_Stored items:_
— BEGIN —

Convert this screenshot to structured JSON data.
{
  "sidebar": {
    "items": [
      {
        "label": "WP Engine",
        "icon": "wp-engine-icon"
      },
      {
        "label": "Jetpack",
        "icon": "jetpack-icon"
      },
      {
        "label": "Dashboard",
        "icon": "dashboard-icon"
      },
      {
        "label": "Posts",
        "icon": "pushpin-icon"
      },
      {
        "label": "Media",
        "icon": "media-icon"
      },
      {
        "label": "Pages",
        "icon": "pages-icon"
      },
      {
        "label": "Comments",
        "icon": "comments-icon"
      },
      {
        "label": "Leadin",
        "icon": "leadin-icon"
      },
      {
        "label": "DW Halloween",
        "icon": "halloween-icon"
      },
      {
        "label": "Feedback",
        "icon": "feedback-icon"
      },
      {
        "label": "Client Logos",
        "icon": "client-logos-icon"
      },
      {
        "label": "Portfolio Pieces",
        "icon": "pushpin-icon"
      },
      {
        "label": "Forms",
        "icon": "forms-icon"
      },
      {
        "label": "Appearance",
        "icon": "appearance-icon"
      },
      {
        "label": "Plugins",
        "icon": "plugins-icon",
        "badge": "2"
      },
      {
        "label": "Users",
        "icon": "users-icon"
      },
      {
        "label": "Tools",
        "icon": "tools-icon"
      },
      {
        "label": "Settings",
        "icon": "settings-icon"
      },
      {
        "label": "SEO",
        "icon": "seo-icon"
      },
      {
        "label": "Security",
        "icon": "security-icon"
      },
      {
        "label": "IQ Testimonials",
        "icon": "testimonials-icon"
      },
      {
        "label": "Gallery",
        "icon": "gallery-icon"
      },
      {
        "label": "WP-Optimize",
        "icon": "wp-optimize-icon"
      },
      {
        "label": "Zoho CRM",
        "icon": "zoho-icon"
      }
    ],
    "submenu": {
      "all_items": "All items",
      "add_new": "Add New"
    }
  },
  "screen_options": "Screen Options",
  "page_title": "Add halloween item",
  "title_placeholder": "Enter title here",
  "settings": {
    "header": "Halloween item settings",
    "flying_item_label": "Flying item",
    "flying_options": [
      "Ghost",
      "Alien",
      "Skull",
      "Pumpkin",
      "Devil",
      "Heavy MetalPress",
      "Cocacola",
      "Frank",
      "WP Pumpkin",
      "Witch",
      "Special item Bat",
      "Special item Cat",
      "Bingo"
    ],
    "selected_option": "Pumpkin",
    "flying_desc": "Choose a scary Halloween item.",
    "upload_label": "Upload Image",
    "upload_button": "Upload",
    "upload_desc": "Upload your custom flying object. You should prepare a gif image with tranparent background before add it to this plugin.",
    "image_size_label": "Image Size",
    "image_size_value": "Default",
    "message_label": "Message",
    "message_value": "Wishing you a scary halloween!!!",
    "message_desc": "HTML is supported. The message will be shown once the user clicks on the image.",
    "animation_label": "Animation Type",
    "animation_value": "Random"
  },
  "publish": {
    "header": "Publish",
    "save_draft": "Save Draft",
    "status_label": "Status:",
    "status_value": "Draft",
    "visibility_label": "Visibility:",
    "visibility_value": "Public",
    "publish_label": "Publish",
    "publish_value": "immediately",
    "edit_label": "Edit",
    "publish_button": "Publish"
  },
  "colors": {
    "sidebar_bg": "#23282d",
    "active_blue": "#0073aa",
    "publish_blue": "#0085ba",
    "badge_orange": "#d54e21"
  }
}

— END —

_DIRECTIONS FOR THIS TASK:_
Please set down the whole listing above without altering a single line.

_SOLVED EXERCISE:_
Convert this screenshot to structured JSON data.
{
  "sidebar": {
    "items": [
      {
        "label": "WP Engine",
        "icon": "wp-engine-icon"
      },
      {
        "label": "Jetpack",
        "icon": "jetpack-icon"
      },
      {
        "label": "Dashboard",
        "icon": "dashboard-icon"
      },
      {
        "label": "Posts",
        "icon": "pushpin-icon"
      },
      {
        "label": "Media",
        "icon": "media-icon"
      },
      {
        "label": "Pages",
        "icon": "pages-icon"
      },
      {
        "label": "Comments",
        "icon": "comments-icon"
      },
      {
        "label": "Leadin",
        "icon": "leadin-icon"
      },
      {
        "label": "DW Halloween",
        "icon": "halloween-icon"
      },
      {
        "label": "Feedback",
        "icon": "feedback-icon"
      },
      {
        "label": "Client Logos",
        "icon": "client-logos-icon"
      },
      {
        "label": "Portfolio Pieces",
        "icon": "pushpin-icon"
      },
      {
        "label": "Forms",
        "icon": "forms-icon"
      },
      {
        "label": "Appearance",
        "icon": "appearance-icon"
      },
      {
        "label": "Plugins",
        "icon": "plugins-icon",
        "badge": "2"
      },
      {
        "label": "Users",
        "icon": "users-icon"
      },
      {
        "label": "Tools",
        "icon": "tools-icon"
      },
      {
        "label": "Settings",
        "icon": "settings-icon"
      },
      {
        "label": "SEO",
        "icon": "seo-icon"
      },
      {
        "label": "Security",
        "icon": "security-icon"
      },
      {
        "label": "IQ Testimonials",
        "icon": "testimonials-icon"
      },
      {
        "label": "Gallery",
        "icon": "gallery-icon"
      },
      {
        "label": "WP-Optimize",
        "icon": "wp-optimize-icon"
      },
      {
        "label": "Zoho CRM",
        "icon": "zoho-icon"
      }
    ],
    "submenu": {
      "all_items": "All items",
      "add_new": "Add New"
    }
  },
  "screen_options": "Screen Options",
  "page_title": "Add halloween item",
  "title_placeholder": "Enter title here",
  "settings": {
    "header": "Halloween item settings",
    "flying_item_label": "Flying item",
    "flying_options": [
      "Ghost",
      "Alien",
      "Skull",
      "Pumpkin",
      "Devil",
      "Heavy MetalPress",
      "Cocacola",
      "Frank",
      "WP Pumpkin",
      "Witch",
      "Special item Bat",
      "Special item Cat",
      "Bingo"
    ],
    "selected_option": "Pumpkin",
    "flying_desc": "Choose a scary Halloween item.",
    "upload_label": "Upload Image",
    "upload_button": "Upload",
    "upload_desc": "Upload your custom flying object. You should prepare a gif image with tranparent background before add it to this plugin.",
    "image_size_label": "Image Size",
    "image_size_value": "Default",
    "message_label": "Message",
    "message_value": "Wishing you a scary halloween!!!",
    "message_desc": "HTML is supported. The message will be shown once the user clicks on the image.",
    "animation_label": "Animation Type",
    "animation_value": "Random"
  },
  "publish": {
    "header": "Publish",
    "save_draft": "Save Draft",
    "status_label": "Status:",
    "status_value": "Draft",
    "visibility_label": "Visibility:",
    "visibility_value": "Public",
    "publish_label": "Publish",
    "publish_value": "immediately",
    "edit_label": "Edit",
    "publish_button": "Publish"
  },
  "colors": {
    "sidebar_bg": "#23282d",
    "active_blue": "#0073aa",
    "publish_blue": "#0085ba",
    "badge_orange": "#d54e21"
  }
}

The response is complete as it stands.